▶ [Input]:
· · · · · · ·

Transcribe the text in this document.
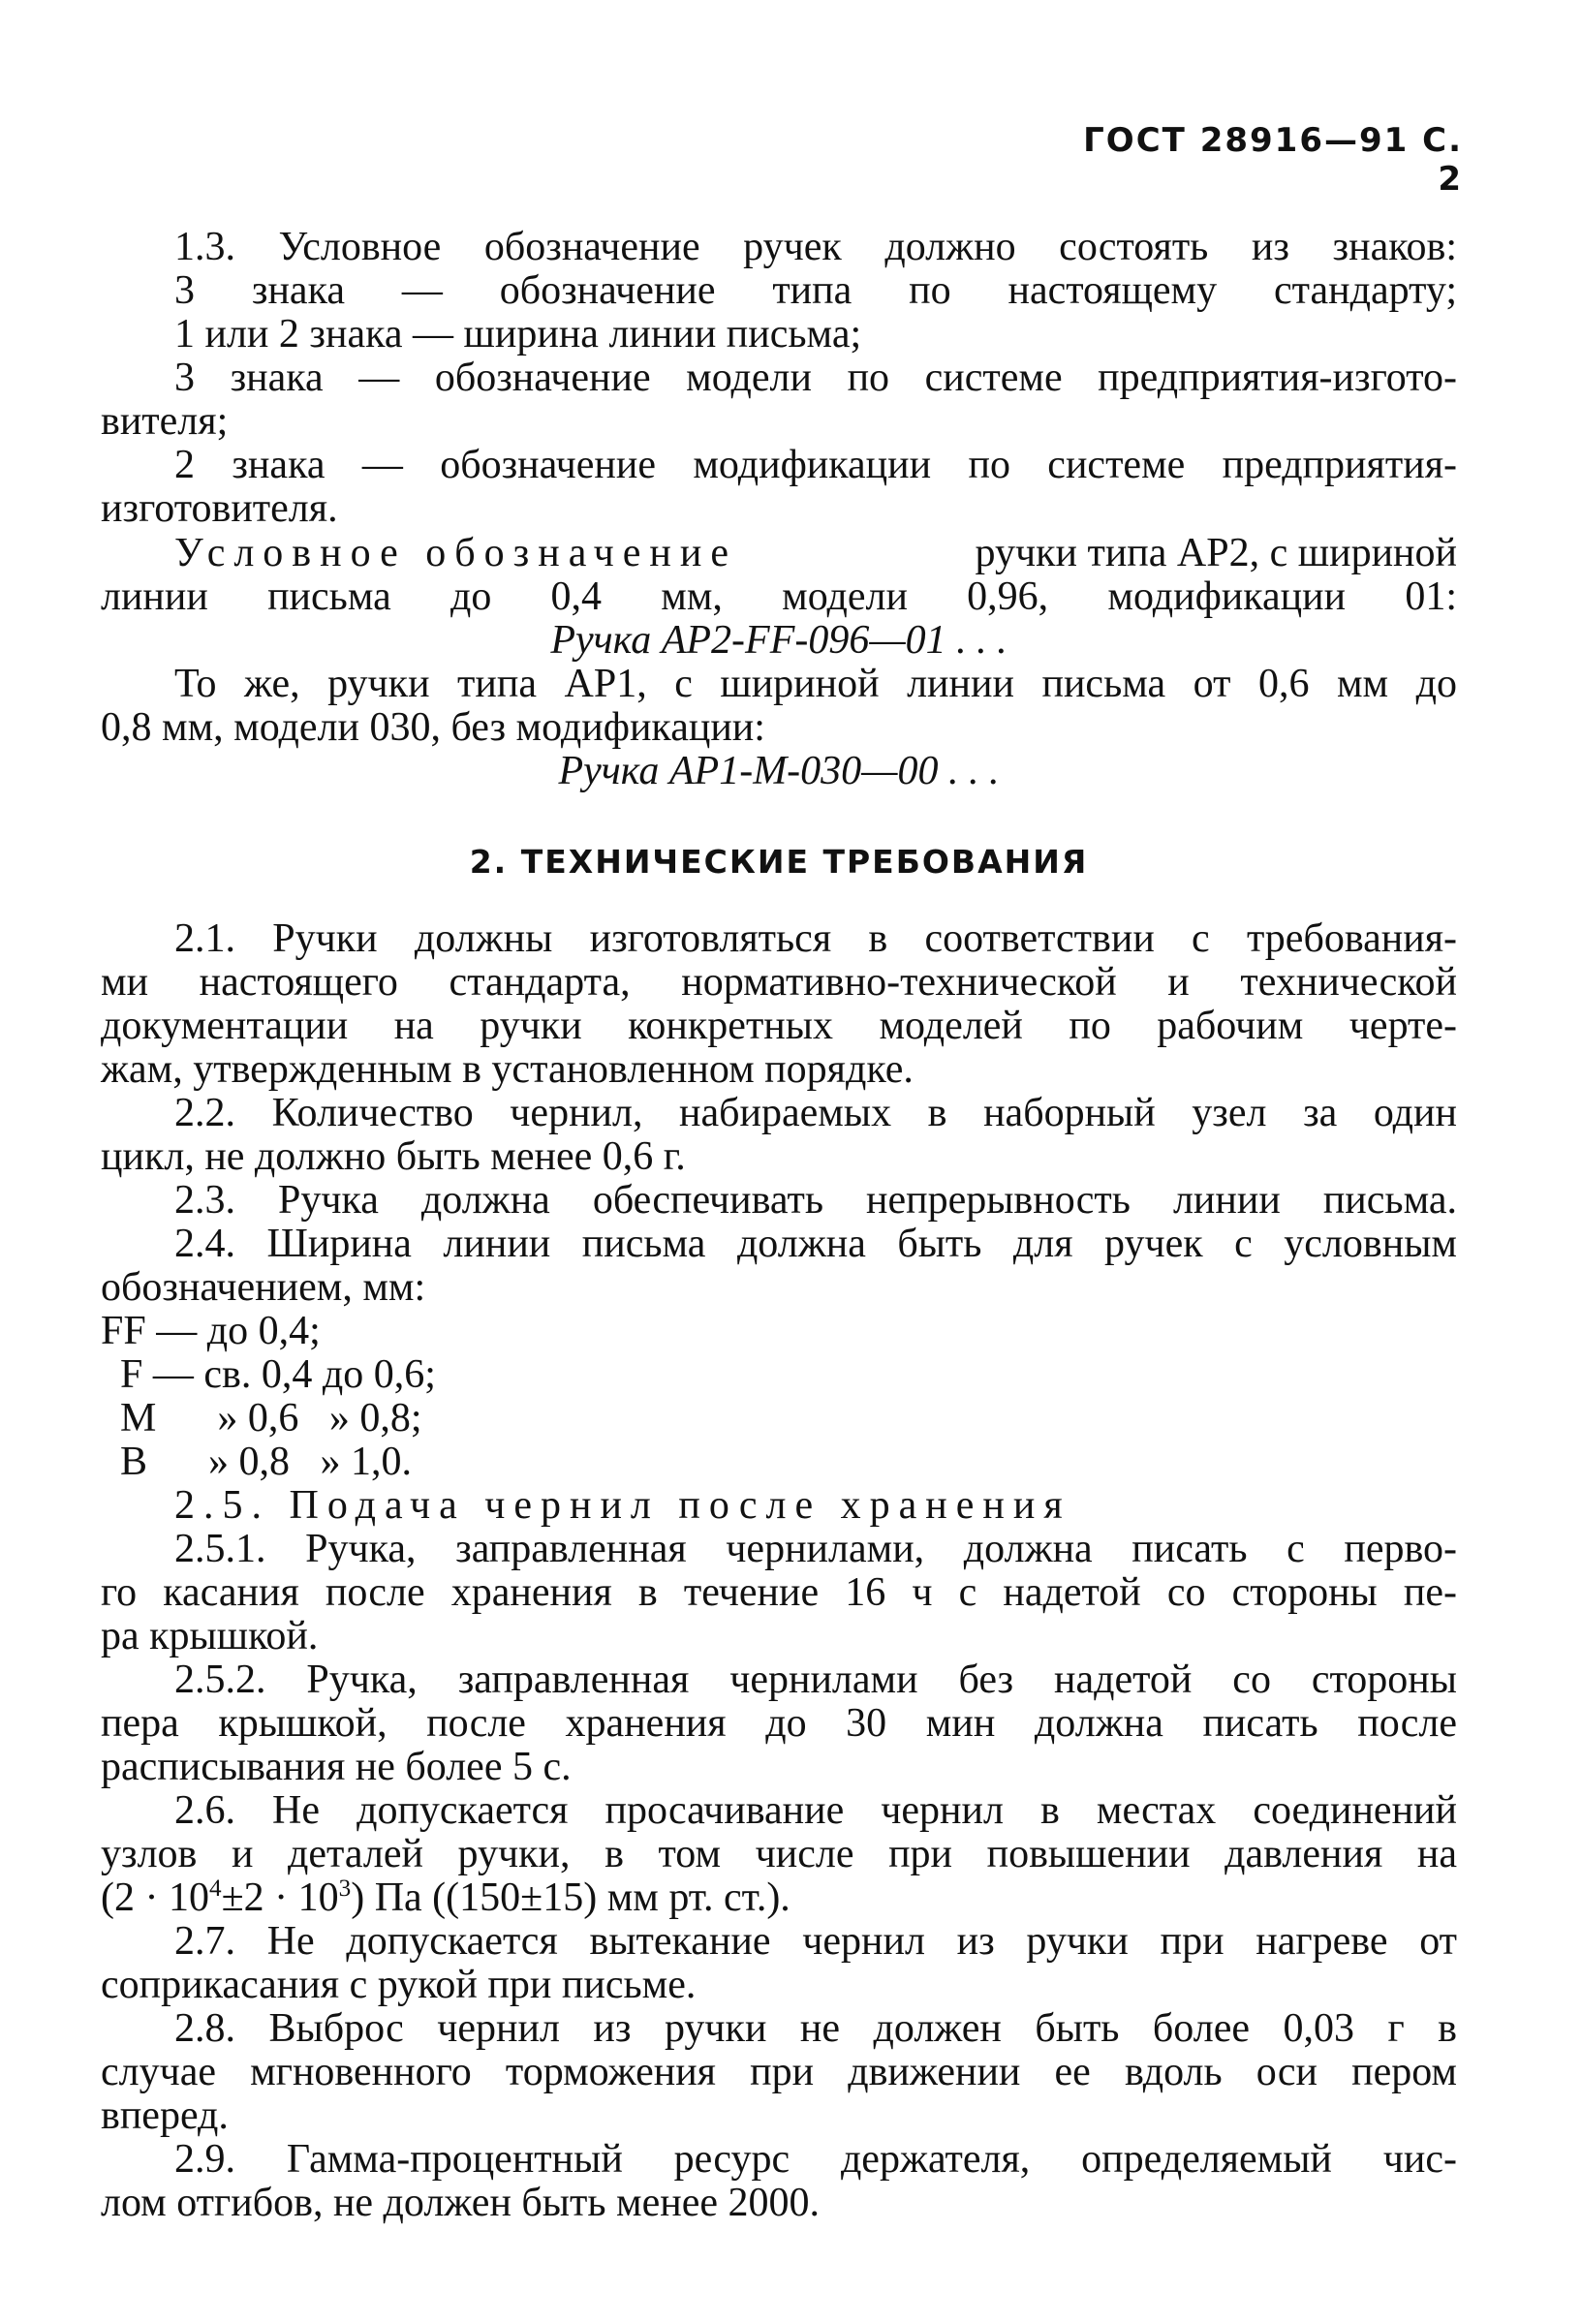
ГОСТ 28916—91 С. 2
1.3. Условное обозначение ручек должно состоять из знаков:
3 знака — обозначение типа по настоящему стандарту;
1 или 2 знака — ширина линии письма;
3 знака — обозначение модели по системе предприятия-изгото-
вителя;
2 знака — обозначение модификации по системе предприятия-
изготовителя.
Условное обозначение	ручки типа АР2, с шириной
линии письма до 0,4 мм, модели 0,96, модификации 01:
Ручка АР2-FF-096—01 . . .
То же, ручки типа АР1, с шириной линии письма от 0,6 мм до
0,8 мм, модели 030, без модификации:
Ручка АР1-М-030—00 . . .
2. ТЕХНИЧЕСКИЕ ТРЕБОВАНИЯ
2.1. Ручки должны изготовляться в соответствии с требования-
ми настоящего стандарта, нормативно-технической и технической
документации на ручки конкретных моделей по рабочим черте-
жам, утвержденным в установленном порядке.
2.2. Количество чернил, набираемых в наборный узел за один
цикл, не должно быть менее 0,6 г.
2.3. Ручка должна обеспечивать непрерывность линии письма.
2.4. Ширина линии письма должна быть для ручек с условным
обозначением, мм:
FF — до 0,4;
F — св. 0,4 до 0,6;
M      » 0,6   » 0,8;
B      » 0,8   » 1,0.
2.5. Подача чернил после хранения
2.5.1. Ручка, заправленная чернилами, должна писать с перво-
го касания после хранения в течение 16 ч с надетой со стороны пе-
ра крышкой.
2.5.2. Ручка, заправленная чернилами без надетой со стороны
пера крышкой, после хранения до 30 мин должна писать после
расписывания не более 5 с.
2.6. Не допускается просачивание чернил в местах соединений
узлов и деталей ручки, в том числе при повышении давления на
$(2 \cdot 10^4\pm 2 \cdot 10^3)$ Па ((150±15) мм рт. ст.).
2.7. Не допускается вытекание чернил из ручки при нагреве от
соприкасания с рукой при письме.
2.8. Выброс чернил из ручки не должен быть более 0,03 г в
случае мгновенного торможения при движении ее вдоль оси пером
вперед.
2.9. Гамма-процентный ресурс держателя, определяемый чис-
лом отгибов, не должен быть менее 2000.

· · · · · · ·

▶ [Your goal]:
Omit every picture, then reproduce the rest of the listing exactly.

▶ [Full output]:
Transcribe the text in this document.
ГОСТ 28916—91 С. 2
1.3. Условное обозначение ручек должно состоять из знаков:
3 знака — обозначение типа по настоящему стандарту;
1 или 2 знака — ширина линии письма;
3 знака — обозначение модели по системе предприятия-изгото-
вителя;
2 знака — обозначение модификации по системе предприятия-
изготовителя.
Условное обозначение	ручки типа АР2, с шириной
линии письма до 0,4 мм, модели 0,96, модификации 01:
Ручка АР2-FF-096—01 . . .
То же, ручки типа АР1, с шириной линии письма от 0,6 мм до
0,8 мм, модели 030, без модификации:
Ручка АР1-М-030—00 . . .
2. ТЕХНИЧЕСКИЕ ТРЕБОВАНИЯ
2.1. Ручки должны изготовляться в соответствии с требования-
ми настоящего стандарта, нормативно-технической и технической
документации на ручки конкретных моделей по рабочим черте-
жам, утвержденным в установленном порядке.
2.2. Количество чернил, набираемых в наборный узел за один
цикл, не должно быть менее 0,6 г.
2.3. Ручка должна обеспечивать непрерывность линии письма.
2.4. Ширина линии письма должна быть для ручек с условным
обозначением, мм:
FF — до 0,4;
F — св. 0,4 до 0,6;
M      » 0,6   » 0,8;
B      » 0,8   » 1,0.
2.5. Подача чернил после хранения
2.5.1. Ручка, заправленная чернилами, должна писать с перво-
го касания после хранения в течение 16 ч с надетой со стороны пе-
ра крышкой.
2.5.2. Ручка, заправленная чернилами без надетой со стороны
пера крышкой, после хранения до 30 мин должна писать после
расписывания не более 5 с.
2.6. Не допускается просачивание чернил в местах соединений
узлов и деталей ручки, в том числе при повышении давления на
$(2 \cdot 10^4\pm 2 \cdot 10^3)$ Па ((150±15) мм рт. ст.).
2.7. Не допускается вытекание чернил из ручки при нагреве от
соприкасания с рукой при письме.
2.8. Выброс чернил из ручки не должен быть более 0,03 г в
случае мгновенного торможения при движении ее вдоль оси пером
вперед.
2.9. Гамма-процентный ресурс держателя, определяемый чис-
лом отгибов, не должен быть менее 2000.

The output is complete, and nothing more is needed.